• [Work to complete]: Find every line in the items below that contains the word "cities" and copy each of those lines in full.

• [Listed entries]:

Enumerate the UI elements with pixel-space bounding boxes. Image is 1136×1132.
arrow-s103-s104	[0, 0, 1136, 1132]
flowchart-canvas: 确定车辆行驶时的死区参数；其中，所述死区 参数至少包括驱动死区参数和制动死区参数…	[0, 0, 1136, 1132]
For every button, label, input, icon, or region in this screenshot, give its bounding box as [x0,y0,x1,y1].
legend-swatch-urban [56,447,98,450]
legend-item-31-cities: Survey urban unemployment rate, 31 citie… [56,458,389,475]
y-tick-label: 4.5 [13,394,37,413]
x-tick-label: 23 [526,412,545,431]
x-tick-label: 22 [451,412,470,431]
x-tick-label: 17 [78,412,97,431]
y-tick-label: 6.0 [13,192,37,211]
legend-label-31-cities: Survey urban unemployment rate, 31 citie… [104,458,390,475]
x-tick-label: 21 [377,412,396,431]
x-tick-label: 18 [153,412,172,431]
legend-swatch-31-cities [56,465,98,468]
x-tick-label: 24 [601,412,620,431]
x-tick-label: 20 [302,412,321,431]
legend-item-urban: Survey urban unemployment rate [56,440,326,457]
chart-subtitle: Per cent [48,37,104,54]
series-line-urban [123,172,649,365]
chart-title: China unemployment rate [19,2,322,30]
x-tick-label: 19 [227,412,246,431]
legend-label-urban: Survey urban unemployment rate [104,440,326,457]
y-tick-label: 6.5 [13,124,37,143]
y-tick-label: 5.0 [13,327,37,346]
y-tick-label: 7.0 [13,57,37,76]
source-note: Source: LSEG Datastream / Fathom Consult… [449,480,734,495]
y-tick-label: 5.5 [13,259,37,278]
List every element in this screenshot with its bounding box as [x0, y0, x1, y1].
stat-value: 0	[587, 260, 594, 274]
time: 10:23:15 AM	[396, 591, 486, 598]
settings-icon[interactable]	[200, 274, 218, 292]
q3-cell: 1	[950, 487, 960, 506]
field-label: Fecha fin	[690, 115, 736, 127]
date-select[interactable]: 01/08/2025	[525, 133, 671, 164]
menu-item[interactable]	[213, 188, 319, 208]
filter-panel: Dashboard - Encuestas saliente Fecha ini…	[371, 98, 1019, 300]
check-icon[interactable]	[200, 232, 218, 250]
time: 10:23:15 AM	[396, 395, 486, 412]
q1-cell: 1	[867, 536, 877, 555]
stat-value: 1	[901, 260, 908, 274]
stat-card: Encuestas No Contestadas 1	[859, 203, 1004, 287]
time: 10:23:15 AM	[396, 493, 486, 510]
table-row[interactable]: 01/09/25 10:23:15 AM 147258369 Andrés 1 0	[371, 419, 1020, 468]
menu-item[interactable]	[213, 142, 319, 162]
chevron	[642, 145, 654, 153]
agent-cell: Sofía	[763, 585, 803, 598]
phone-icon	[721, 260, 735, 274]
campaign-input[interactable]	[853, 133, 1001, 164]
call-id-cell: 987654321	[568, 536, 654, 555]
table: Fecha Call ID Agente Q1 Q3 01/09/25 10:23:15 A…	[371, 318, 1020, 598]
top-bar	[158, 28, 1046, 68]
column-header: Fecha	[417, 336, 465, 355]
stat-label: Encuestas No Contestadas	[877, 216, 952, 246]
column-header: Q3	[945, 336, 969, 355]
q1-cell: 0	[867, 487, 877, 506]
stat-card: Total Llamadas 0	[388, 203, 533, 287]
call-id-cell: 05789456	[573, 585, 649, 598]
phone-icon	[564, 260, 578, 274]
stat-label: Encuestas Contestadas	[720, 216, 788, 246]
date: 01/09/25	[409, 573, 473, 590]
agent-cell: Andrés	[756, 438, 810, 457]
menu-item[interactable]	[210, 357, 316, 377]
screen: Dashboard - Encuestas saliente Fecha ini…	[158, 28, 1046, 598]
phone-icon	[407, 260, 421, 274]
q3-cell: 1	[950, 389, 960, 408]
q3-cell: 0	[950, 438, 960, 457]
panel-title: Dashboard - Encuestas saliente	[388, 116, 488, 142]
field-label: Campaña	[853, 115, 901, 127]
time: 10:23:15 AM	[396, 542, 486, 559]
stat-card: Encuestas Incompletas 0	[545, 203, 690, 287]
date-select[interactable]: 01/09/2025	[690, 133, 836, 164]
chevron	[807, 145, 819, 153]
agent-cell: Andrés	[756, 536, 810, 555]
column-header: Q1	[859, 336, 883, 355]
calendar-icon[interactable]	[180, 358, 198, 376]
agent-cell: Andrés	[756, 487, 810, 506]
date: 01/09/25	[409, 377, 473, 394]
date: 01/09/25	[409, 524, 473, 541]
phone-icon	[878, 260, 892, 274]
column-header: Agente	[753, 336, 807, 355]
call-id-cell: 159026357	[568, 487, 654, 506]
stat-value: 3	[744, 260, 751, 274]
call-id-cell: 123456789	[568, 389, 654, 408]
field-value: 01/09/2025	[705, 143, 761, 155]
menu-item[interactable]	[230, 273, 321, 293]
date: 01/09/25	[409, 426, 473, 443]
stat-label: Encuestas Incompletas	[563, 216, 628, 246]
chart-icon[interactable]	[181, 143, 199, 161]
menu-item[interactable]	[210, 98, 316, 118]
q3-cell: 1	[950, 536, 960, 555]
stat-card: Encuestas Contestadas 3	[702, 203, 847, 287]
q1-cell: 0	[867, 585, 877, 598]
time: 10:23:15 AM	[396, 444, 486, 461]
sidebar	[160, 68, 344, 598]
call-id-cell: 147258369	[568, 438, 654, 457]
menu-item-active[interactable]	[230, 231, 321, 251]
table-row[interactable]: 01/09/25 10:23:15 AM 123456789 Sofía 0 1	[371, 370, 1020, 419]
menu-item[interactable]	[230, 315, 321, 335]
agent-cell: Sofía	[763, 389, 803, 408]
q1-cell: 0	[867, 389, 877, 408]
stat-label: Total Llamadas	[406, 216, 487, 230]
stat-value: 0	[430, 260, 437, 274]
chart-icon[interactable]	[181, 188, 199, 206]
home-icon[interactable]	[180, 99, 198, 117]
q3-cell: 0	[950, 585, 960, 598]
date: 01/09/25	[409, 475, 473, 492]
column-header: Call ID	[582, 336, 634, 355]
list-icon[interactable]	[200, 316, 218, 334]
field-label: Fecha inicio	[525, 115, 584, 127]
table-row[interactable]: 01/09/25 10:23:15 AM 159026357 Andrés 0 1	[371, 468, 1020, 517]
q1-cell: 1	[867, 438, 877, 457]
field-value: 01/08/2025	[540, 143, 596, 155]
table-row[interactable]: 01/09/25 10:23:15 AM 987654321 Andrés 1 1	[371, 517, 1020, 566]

• [Response to this task]:
legend-item-31-cities: Survey urban unemployment rate, 31 citie… [56,458,389,475]
legend-label-31-cities: Survey urban unemployment rate, 31 citie… [104,458,390,475]
legend-swatch-31-cities [56,465,98,468]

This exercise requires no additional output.